## EXERCISE
Locate every line in the records below that contains the word "size", and copy each one.

____

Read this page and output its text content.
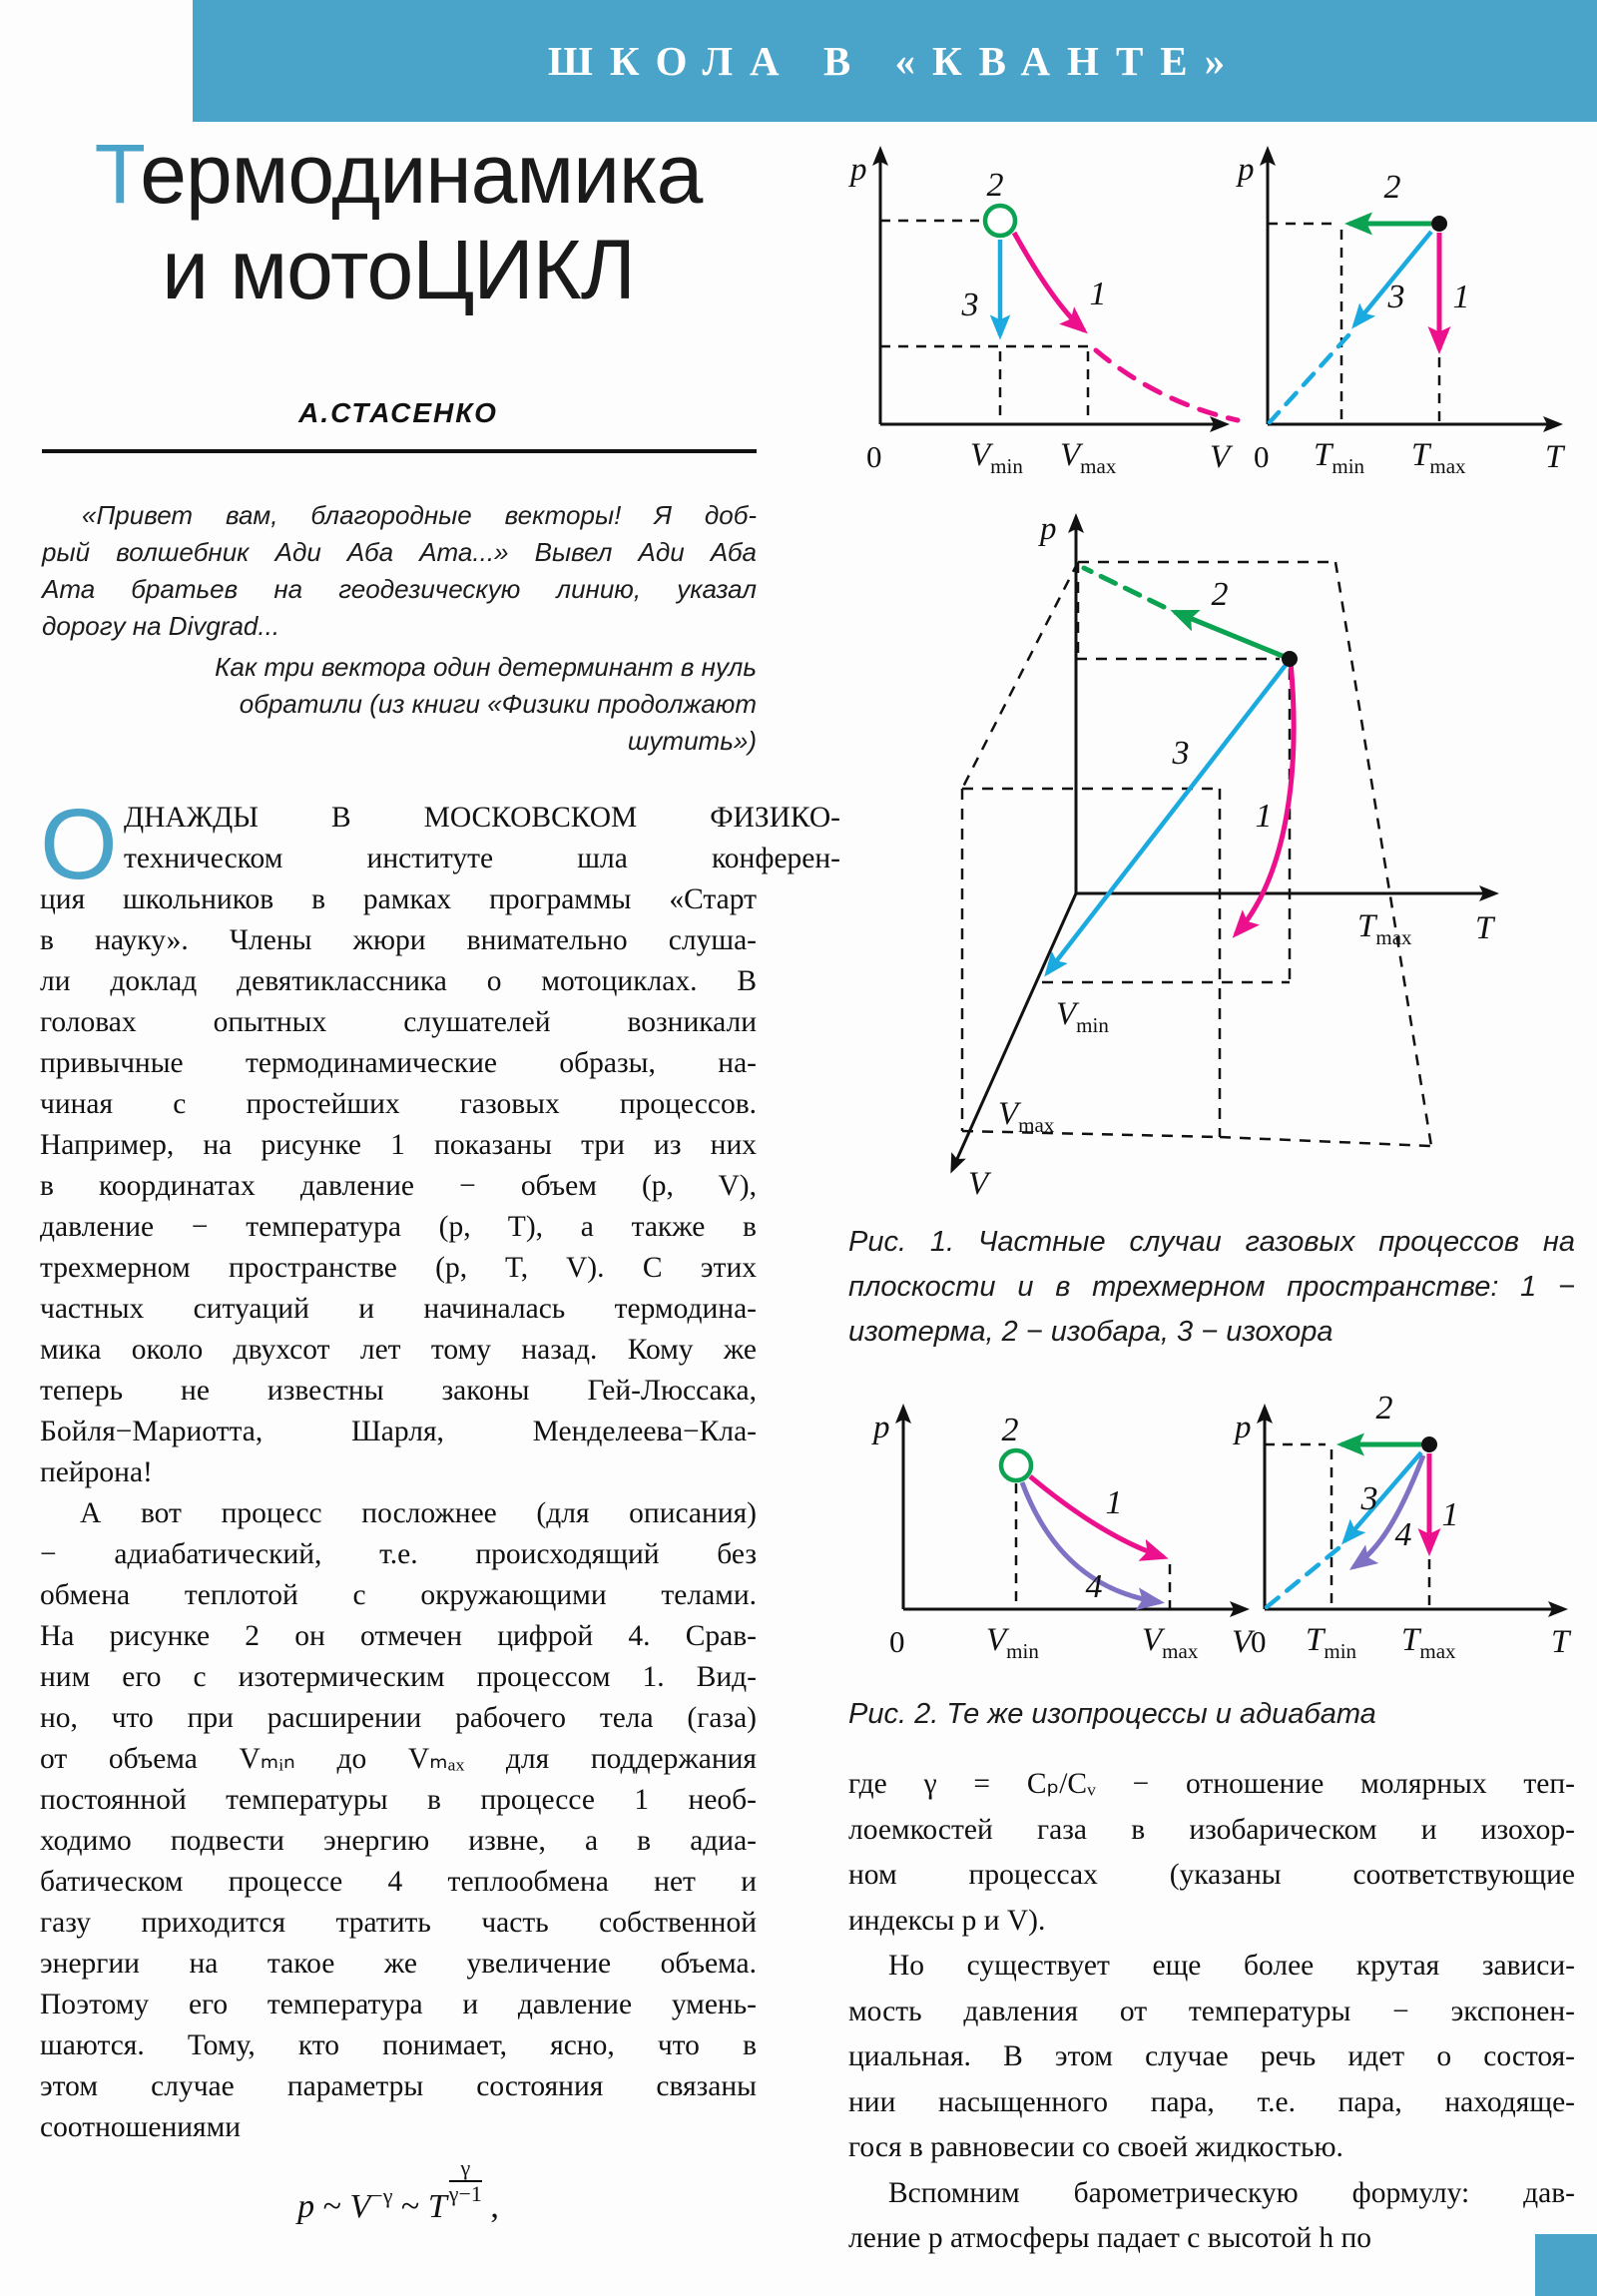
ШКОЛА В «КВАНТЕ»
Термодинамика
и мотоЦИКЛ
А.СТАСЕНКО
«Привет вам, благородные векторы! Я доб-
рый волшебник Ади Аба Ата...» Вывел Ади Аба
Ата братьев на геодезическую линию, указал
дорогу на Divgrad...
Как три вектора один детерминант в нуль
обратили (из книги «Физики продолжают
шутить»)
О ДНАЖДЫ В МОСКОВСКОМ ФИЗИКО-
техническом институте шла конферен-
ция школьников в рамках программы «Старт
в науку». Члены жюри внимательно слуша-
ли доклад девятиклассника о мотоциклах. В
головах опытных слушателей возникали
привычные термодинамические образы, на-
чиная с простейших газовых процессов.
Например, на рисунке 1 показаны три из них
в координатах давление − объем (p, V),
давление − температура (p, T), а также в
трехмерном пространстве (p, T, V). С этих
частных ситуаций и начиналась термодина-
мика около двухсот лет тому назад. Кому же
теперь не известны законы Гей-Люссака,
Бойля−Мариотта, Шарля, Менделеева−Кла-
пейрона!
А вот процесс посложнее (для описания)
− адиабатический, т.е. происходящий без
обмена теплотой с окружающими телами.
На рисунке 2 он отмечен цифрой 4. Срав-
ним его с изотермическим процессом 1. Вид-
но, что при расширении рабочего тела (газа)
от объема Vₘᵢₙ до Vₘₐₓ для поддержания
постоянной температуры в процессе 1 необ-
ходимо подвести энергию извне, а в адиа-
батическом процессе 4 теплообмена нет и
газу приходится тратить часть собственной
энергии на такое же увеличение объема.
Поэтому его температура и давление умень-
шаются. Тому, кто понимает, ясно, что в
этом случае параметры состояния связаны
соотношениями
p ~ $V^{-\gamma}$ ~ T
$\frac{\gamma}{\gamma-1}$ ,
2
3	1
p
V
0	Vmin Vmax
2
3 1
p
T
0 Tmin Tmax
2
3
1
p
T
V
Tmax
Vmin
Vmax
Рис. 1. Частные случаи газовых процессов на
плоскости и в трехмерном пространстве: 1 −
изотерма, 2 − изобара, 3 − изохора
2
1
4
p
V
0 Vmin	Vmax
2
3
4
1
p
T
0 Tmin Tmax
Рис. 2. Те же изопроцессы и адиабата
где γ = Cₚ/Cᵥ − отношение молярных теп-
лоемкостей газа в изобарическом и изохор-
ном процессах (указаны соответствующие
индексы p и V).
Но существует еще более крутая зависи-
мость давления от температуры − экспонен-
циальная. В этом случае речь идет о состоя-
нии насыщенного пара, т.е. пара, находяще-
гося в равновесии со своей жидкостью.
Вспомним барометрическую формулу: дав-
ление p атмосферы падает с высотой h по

____

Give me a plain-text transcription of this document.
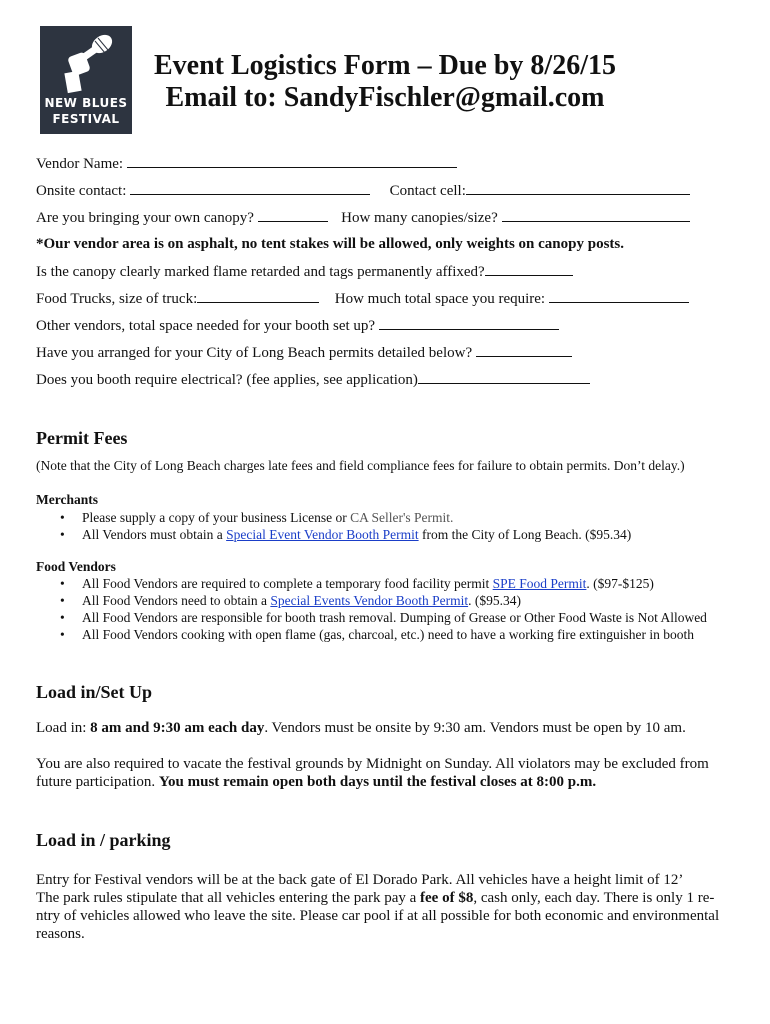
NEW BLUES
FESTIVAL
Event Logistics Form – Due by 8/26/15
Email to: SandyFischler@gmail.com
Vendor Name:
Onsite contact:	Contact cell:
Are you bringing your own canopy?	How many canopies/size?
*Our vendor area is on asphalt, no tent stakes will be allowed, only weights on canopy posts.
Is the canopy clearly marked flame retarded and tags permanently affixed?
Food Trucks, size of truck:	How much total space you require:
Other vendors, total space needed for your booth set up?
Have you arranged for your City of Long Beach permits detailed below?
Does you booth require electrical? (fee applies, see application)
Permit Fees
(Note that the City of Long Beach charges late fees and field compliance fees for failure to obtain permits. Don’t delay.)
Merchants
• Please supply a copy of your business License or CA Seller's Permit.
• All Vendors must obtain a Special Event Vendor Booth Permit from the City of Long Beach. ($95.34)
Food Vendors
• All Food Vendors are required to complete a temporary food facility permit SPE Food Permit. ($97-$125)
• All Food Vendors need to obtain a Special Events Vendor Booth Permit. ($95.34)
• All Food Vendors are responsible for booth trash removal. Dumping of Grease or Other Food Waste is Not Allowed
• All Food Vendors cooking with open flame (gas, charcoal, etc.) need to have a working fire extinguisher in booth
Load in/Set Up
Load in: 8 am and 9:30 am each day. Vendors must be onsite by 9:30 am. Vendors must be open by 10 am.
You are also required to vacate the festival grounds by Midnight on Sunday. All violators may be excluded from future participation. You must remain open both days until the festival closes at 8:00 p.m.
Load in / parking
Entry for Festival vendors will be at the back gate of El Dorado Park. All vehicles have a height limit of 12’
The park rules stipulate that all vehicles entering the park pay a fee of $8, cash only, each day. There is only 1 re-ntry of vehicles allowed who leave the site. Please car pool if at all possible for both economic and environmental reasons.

____

## EXERCISE SOLUTION
Are you bringing your own canopy?	How many canopies/size?
Food Trucks, size of truck:	How much total space you require:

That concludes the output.